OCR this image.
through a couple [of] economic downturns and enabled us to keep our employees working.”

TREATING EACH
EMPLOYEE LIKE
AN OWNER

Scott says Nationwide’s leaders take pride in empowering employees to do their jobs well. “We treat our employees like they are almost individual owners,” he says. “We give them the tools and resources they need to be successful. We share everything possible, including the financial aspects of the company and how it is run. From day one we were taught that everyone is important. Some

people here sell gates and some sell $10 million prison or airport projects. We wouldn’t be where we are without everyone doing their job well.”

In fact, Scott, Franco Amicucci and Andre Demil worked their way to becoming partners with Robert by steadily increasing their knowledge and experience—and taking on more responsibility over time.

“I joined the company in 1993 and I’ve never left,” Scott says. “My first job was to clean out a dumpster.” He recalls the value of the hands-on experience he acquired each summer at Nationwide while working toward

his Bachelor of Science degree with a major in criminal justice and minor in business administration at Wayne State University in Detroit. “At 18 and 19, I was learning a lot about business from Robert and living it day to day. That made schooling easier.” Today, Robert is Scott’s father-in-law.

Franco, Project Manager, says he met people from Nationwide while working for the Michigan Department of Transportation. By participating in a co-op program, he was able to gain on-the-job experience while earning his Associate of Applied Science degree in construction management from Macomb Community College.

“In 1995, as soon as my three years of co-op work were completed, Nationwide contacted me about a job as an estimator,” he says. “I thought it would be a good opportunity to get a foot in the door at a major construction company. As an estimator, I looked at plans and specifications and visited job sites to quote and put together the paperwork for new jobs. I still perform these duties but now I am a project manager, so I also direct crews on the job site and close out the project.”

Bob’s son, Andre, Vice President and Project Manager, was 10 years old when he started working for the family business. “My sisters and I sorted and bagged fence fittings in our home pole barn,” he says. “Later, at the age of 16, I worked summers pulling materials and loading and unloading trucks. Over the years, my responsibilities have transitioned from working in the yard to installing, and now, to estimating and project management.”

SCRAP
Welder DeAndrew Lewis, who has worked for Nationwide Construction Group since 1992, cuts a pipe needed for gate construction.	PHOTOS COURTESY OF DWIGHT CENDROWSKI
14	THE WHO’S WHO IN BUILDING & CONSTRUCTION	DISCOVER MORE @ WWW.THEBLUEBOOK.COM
---------------
EXERCISE — Copy every line of the listing that contains the word "about".

EXERCISE OUTPUT —
his Bachelor of Science degree with a major in criminal justice and minor in business administration at Wayne State University in Detroit. “At 18 and 19, I was learning a lot about business from Robert and living it day to day. That made schooling easier.” Today, Robert is Scott’s father-in-law.
“In 1995, as soon as my three years of co-op work were completed, Nationwide contacted me about a job as an estimator,” he says. “I thought it would be a good opportunity to get a foot in the door at a major construction company. As an estimator, I looked at plans and specifications and visited job sites to quote and put together the paperwork for new jobs. I still perform these duties but now I am a project manager, so I also direct crews on the job site and close out the project.”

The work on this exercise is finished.